- **Items from a data source**:

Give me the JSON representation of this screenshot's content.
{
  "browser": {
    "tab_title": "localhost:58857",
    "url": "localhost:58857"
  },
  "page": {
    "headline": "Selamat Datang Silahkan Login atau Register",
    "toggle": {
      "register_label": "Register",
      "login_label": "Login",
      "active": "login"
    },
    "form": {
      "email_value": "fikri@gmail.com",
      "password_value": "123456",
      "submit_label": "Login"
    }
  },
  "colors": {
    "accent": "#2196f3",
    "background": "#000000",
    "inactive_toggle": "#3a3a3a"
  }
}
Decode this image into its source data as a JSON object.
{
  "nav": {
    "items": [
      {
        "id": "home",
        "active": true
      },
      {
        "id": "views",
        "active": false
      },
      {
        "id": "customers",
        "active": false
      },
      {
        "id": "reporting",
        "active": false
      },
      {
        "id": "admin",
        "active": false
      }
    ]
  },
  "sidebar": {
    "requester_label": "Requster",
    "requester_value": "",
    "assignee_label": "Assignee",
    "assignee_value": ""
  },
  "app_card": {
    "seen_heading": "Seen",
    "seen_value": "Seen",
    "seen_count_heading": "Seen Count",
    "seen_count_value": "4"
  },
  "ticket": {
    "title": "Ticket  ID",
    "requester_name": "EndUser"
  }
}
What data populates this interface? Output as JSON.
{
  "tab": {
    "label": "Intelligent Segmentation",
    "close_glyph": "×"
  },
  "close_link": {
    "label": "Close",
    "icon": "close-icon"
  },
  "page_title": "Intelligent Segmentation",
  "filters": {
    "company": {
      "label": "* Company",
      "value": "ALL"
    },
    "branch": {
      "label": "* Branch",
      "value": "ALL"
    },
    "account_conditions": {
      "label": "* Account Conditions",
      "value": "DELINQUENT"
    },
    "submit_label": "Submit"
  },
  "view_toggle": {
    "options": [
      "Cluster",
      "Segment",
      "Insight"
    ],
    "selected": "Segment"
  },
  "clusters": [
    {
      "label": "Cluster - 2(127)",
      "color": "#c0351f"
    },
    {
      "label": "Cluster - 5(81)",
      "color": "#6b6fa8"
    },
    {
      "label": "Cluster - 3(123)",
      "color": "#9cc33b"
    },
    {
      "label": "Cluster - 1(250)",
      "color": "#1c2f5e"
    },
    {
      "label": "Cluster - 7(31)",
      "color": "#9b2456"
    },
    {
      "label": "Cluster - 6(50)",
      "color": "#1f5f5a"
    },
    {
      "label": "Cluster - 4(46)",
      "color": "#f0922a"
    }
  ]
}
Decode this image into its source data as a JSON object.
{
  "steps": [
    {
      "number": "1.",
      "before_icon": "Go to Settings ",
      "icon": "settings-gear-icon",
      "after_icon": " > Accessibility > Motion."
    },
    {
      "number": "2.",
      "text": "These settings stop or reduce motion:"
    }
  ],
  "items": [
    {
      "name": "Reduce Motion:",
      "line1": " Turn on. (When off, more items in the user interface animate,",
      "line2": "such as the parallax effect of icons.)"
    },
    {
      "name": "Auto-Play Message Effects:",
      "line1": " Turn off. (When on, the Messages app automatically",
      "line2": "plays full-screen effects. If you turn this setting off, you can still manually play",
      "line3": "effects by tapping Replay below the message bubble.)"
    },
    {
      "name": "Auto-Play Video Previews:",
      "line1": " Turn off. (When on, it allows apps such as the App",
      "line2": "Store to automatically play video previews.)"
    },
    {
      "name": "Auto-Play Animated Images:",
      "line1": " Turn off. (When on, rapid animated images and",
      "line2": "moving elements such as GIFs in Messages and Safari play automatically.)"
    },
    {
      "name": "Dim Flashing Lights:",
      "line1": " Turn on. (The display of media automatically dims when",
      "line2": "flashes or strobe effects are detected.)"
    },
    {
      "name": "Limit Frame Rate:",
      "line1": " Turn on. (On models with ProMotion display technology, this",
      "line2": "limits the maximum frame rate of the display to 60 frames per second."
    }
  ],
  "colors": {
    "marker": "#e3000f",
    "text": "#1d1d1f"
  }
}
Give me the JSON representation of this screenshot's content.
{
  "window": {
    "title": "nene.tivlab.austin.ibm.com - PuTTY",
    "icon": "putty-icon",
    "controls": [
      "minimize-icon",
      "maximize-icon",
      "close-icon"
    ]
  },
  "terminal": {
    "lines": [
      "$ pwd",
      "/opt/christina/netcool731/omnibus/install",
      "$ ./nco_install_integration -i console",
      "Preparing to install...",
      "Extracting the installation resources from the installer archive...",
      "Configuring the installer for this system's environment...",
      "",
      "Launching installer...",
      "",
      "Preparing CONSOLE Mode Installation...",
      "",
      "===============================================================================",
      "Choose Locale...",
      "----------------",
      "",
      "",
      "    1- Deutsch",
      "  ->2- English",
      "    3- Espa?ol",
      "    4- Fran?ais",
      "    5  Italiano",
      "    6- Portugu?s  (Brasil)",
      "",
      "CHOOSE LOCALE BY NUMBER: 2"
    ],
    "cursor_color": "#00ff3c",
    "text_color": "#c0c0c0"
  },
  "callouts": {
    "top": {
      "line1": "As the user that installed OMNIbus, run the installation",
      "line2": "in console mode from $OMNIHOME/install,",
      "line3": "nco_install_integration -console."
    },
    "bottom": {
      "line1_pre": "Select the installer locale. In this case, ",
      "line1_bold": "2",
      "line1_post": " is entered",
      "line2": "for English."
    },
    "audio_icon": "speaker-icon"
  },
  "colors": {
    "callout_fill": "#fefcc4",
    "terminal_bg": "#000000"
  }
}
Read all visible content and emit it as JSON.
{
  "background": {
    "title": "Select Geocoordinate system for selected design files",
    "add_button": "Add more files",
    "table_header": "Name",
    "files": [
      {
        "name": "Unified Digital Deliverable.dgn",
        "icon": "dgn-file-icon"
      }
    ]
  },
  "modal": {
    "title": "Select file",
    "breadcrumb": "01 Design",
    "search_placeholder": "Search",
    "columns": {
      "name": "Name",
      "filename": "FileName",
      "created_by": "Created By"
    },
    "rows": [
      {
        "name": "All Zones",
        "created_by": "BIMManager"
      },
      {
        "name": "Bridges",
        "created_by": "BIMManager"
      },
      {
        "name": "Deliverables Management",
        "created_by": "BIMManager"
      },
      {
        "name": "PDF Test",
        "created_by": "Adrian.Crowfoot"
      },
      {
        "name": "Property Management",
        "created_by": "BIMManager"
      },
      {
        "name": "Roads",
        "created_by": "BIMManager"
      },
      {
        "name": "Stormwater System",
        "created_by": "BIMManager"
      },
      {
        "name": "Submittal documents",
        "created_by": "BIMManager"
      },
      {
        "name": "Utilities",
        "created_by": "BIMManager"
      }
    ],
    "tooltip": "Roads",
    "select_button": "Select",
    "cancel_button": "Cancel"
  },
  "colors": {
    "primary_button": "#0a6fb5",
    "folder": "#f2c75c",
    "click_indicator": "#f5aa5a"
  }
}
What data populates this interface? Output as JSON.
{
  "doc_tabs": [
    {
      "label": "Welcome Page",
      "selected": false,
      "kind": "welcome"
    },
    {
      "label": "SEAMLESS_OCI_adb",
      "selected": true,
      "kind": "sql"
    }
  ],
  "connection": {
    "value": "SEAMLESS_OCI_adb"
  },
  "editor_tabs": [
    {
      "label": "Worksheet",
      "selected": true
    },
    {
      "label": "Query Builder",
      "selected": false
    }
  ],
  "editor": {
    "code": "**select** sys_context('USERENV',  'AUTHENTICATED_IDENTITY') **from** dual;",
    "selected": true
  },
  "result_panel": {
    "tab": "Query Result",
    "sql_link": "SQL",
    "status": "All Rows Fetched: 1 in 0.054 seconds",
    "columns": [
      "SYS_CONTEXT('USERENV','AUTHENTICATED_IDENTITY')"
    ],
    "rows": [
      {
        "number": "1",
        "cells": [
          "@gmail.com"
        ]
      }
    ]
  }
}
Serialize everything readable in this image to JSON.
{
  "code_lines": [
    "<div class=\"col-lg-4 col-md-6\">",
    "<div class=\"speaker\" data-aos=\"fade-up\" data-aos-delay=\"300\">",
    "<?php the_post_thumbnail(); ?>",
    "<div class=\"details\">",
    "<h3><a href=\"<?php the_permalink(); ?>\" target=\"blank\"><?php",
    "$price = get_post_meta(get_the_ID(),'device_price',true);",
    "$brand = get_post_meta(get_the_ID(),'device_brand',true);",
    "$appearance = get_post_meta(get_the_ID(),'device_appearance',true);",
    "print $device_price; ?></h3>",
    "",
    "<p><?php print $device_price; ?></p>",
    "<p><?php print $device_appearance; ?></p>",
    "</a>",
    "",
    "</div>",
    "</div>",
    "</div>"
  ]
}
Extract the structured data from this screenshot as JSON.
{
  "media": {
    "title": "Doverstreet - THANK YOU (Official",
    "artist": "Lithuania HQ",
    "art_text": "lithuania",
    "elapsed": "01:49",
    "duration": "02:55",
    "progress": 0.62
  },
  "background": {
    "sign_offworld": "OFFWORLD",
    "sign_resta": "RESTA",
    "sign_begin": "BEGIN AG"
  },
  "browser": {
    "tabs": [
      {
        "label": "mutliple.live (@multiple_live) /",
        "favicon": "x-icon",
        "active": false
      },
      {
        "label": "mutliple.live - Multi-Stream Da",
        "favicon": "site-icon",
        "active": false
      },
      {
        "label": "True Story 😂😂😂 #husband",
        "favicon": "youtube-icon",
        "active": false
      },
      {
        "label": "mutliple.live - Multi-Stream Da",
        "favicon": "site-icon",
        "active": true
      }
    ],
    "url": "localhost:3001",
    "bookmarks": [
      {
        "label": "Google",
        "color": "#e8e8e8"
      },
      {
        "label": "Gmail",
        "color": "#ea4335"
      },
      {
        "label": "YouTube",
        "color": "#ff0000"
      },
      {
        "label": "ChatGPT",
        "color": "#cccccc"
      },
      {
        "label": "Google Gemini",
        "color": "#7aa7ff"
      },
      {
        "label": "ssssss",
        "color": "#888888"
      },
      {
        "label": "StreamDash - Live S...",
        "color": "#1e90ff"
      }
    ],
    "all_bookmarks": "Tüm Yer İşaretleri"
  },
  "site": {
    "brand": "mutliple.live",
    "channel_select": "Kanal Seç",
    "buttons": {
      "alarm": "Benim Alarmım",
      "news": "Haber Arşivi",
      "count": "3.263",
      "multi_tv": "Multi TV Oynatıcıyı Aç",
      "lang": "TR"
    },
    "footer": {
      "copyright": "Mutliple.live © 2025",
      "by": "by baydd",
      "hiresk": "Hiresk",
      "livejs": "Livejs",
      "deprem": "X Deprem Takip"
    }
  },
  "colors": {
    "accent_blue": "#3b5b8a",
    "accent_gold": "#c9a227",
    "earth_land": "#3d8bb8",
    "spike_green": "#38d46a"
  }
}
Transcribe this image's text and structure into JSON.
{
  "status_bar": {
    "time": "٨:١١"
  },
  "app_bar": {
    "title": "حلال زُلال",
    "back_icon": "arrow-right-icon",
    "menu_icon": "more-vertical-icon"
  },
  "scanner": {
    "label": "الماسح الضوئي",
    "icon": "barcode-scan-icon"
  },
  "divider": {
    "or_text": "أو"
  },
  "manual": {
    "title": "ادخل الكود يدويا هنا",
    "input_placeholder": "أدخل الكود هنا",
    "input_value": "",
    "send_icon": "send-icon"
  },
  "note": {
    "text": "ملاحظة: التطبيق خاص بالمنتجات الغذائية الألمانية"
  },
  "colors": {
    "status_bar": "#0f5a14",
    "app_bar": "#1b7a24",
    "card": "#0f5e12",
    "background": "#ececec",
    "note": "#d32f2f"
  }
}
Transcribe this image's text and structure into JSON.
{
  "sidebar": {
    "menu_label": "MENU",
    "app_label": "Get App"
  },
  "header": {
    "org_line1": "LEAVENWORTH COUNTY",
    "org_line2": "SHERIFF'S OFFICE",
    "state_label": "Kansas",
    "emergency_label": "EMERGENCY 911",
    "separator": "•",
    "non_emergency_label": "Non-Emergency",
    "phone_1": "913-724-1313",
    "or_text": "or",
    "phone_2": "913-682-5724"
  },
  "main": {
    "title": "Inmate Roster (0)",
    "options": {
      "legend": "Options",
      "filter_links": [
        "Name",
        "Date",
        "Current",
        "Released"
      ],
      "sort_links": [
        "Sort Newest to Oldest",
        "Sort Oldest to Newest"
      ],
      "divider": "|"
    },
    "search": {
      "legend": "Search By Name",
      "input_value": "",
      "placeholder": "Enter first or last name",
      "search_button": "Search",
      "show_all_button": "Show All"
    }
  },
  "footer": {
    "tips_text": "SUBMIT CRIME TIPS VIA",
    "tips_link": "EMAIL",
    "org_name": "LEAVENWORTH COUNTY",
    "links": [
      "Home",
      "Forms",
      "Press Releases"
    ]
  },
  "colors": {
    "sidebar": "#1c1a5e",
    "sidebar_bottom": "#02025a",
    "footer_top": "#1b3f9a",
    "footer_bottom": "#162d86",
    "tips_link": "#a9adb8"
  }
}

- **WHAT IS EXPECTED**: List all lines holding the string "Messages".

- **WRITTEN SOLUTION**:
      "line1": " Turn off. (When on, the Messages app automatically",
      "line2": "moving elements such as GIFs in Messages and Safari play automatically.)"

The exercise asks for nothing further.